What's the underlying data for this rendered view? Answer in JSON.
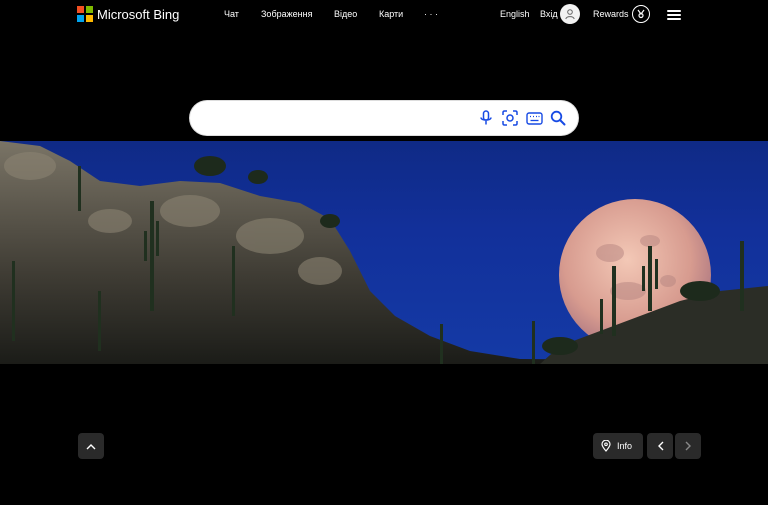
{
  "brand": {
    "name": "Microsoft Bing",
    "logo_colors": [
      "#f25022",
      "#7fba00",
      "#00a4ef",
      "#ffb900"
    ]
  },
  "nav": {
    "items": [
      {
        "label": "Чат"
      },
      {
        "label": "Зображення"
      },
      {
        "label": "Відео"
      },
      {
        "label": "Карти"
      },
      {
        "label": "· · ·"
      }
    ]
  },
  "header_right": {
    "language": "English",
    "sign_in": "Вхід",
    "rewards": "Rewards"
  },
  "search": {
    "value": "",
    "placeholder": "",
    "icons": [
      "microphone-icon",
      "visual-search-icon",
      "keyboard-icon",
      "search-icon"
    ],
    "accent_color": "#174ae4"
  },
  "bottom": {
    "info_label": "Info"
  }
}
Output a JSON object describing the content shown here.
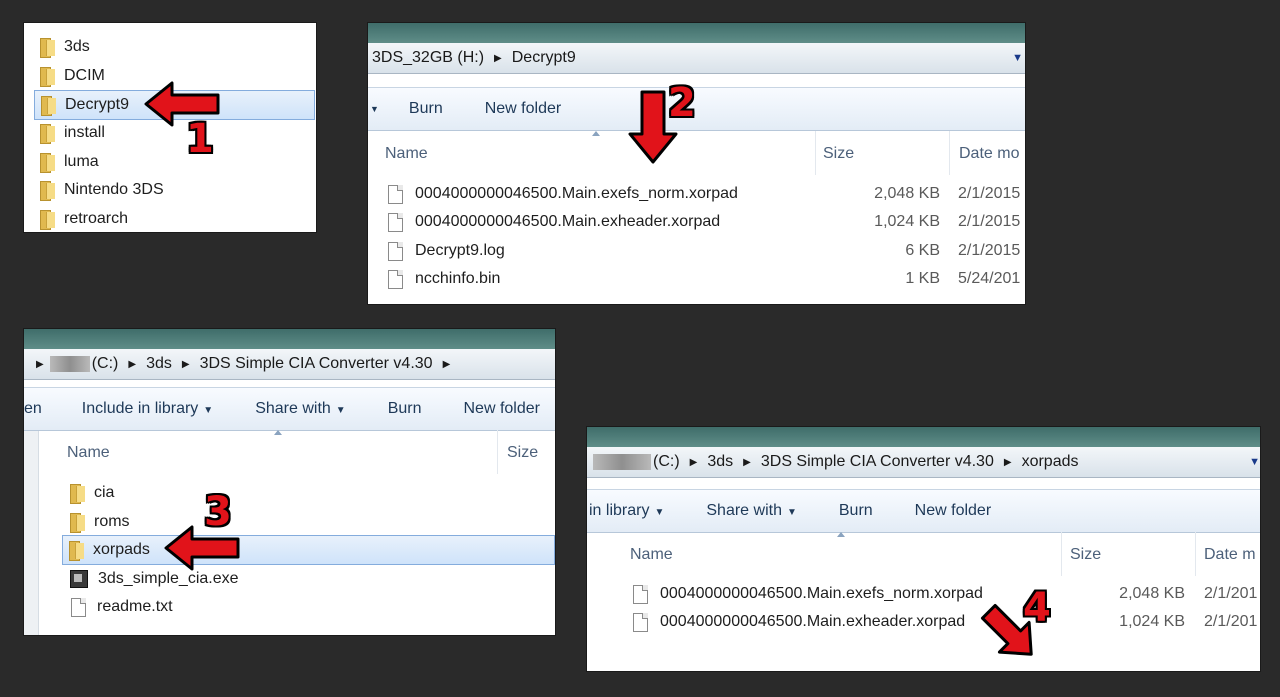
══════════════════════════════
Reproduce the full listing faithfully, but do not carry over any pictures.

What's the underlying data for this rendered view? Answer in JSON.
{
  "brand": {
    "name": "Microsoft Bing",
    "logo_colors": [
      "#f25022",
      "#7fba00",
      "#00a4ef",
      "#ffb900"
    ]
  },
  "nav": {
    "items": [
      {
        "label": "Чат"
      },
      {
        "label": "Зображення"
      },
      {
        "label": "Відео"
      },
      {
        "label": "Карти"
      },
      {
        "label": "· · ·"
      }
    ]
  },
  "header_right": {
    "language": "English",
    "sign_in": "Вхід",
    "rewards": "Rewards"
  },
  "search": {
    "value": "",
    "placeholder": "",
    "icons": [
      "microphone-icon",
      "visual-search-icon",
      "keyboard-icon",
      "search-icon"
    ],
    "accent_color": "#174ae4"
  },
  "bottom": {
    "info_label": "Info"
  }
}
Output a JSON object describing the content shown here.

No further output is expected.